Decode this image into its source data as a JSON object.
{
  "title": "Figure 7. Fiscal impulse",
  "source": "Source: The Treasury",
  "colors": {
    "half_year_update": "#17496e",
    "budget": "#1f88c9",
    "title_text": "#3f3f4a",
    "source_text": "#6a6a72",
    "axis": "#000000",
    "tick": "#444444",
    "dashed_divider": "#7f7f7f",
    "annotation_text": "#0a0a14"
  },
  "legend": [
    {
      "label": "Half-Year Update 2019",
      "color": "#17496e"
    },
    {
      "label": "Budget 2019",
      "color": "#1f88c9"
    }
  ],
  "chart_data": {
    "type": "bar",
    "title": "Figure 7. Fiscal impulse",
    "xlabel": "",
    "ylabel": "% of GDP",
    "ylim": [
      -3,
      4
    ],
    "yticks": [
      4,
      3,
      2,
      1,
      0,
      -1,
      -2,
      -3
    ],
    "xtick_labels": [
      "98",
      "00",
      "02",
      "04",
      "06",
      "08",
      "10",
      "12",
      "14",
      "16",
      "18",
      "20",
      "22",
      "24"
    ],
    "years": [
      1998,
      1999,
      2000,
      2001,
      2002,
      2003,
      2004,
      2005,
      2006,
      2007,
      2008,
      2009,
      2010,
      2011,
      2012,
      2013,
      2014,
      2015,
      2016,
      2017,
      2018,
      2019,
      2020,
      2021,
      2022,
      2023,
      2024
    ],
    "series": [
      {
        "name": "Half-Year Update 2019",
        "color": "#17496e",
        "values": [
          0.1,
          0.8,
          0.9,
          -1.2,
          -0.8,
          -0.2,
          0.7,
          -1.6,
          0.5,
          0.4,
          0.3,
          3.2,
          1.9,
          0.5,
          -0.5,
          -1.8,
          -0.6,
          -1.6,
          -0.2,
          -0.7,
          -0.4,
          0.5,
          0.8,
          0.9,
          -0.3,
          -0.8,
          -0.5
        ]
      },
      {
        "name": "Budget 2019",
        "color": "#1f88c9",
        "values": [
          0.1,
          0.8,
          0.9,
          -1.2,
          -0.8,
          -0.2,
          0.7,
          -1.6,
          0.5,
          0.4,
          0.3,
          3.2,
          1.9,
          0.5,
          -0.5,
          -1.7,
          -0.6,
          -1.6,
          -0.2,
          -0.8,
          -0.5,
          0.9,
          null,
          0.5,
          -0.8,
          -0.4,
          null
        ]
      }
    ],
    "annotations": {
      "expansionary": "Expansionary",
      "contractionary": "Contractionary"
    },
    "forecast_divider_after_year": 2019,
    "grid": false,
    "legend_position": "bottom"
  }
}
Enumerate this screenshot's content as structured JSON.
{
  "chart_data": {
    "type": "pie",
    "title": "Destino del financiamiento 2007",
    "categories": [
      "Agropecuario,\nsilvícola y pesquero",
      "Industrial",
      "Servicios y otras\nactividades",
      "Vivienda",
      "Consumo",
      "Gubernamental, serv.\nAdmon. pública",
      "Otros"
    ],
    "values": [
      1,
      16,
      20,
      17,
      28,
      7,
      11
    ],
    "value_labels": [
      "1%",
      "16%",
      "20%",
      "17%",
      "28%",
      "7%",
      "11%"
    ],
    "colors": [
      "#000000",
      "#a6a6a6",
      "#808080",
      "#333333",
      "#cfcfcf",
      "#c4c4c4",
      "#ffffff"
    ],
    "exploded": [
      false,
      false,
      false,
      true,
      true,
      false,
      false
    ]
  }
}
◇ ◇ ◇
__PROBLEM DESCRIPTION__.
Please restate the whole listing word for word.

__CORRECT OUTPUT__.
Decode this image into its source data as a JSON object.
{
  "title": "Figure 7. Fiscal impulse",
  "source": "Source: The Treasury",
  "colors": {
    "half_year_update": "#17496e",
    "budget": "#1f88c9",
    "title_text": "#3f3f4a",
    "source_text": "#6a6a72",
    "axis": "#000000",
    "tick": "#444444",
    "dashed_divider": "#7f7f7f",
    "annotation_text": "#0a0a14"
  },
  "legend": [
    {
      "label": "Half-Year Update 2019",
      "color": "#17496e"
    },
    {
      "label": "Budget 2019",
      "color": "#1f88c9"
    }
  ],
  "chart_data": {
    "type": "bar",
    "title": "Figure 7. Fiscal impulse",
    "xlabel": "",
    "ylabel": "% of GDP",
    "ylim": [
      -3,
      4
    ],
    "yticks": [
      4,
      3,
      2,
      1,
      0,
      -1,
      -2,
      -3
    ],
    "xtick_labels": [
      "98",
      "00",
      "02",
      "04",
      "06",
      "08",
      "10",
      "12",
      "14",
      "16",
      "18",
      "20",
      "22",
      "24"
    ],
    "years": [
      1998,
      1999,
      2000,
      2001,
      2002,
      2003,
      2004,
      2005,
      2006,
      2007,
      2008,
      2009,
      2010,
      2011,
      2012,
      2013,
      2014,
      2015,
      2016,
      2017,
      2018,
      2019,
      2020,
      2021,
      2022,
      2023,
      2024
    ],
    "series": [
      {
        "name": "Half-Year Update 2019",
        "color": "#17496e",
        "values": [
          0.1,
          0.8,
          0.9,
          -1.2,
          -0.8,
          -0.2,
          0.7,
          -1.6,
          0.5,
          0.4,
          0.3,
          3.2,
          1.9,
          0.5,
          -0.5,
          -1.8,
          -0.6,
          -1.6,
          -0.2,
          -0.7,
          -0.4,
          0.5,
          0.8,
          0.9,
          -0.3,
          -0.8,
          -0.5
        ]
      },
      {
        "name": "Budget 2019",
        "color": "#1f88c9",
        "values": [
          0.1,
          0.8,
          0.9,
          -1.2,
          -0.8,
          -0.2,
          0.7,
          -1.6,
          0.5,
          0.4,
          0.3,
          3.2,
          1.9,
          0.5,
          -0.5,
          -1.7,
          -0.6,
          -1.6,
          -0.2,
          -0.8,
          -0.5,
          0.9,
          null,
          0.5,
          -0.8,
          -0.4,
          null
        ]
      }
    ],
    "annotations": {
      "expansionary": "Expansionary",
      "contractionary": "Contractionary"
    },
    "forecast_divider_after_year": 2019,
    "grid": false,
    "legend_position": "bottom"
  }
}
Enumerate this screenshot's content as structured JSON.
{
  "chart_data": {
    "type": "pie",
    "title": "Destino del financiamiento 2007",
    "categories": [
      "Agropecuario,\nsilvícola y pesquero",
      "Industrial",
      "Servicios y otras\nactividades",
      "Vivienda",
      "Consumo",
      "Gubernamental, serv.\nAdmon. pública",
      "Otros"
    ],
    "values": [
      1,
      16,
      20,
      17,
      28,
      7,
      11
    ],
    "value_labels": [
      "1%",
      "16%",
      "20%",
      "17%",
      "28%",
      "7%",
      "11%"
    ],
    "colors": [
      "#000000",
      "#a6a6a6",
      "#808080",
      "#333333",
      "#cfcfcf",
      "#c4c4c4",
      "#ffffff"
    ],
    "exploded": [
      false,
      false,
      false,
      true,
      true,
      false,
      false
    ]
  }
}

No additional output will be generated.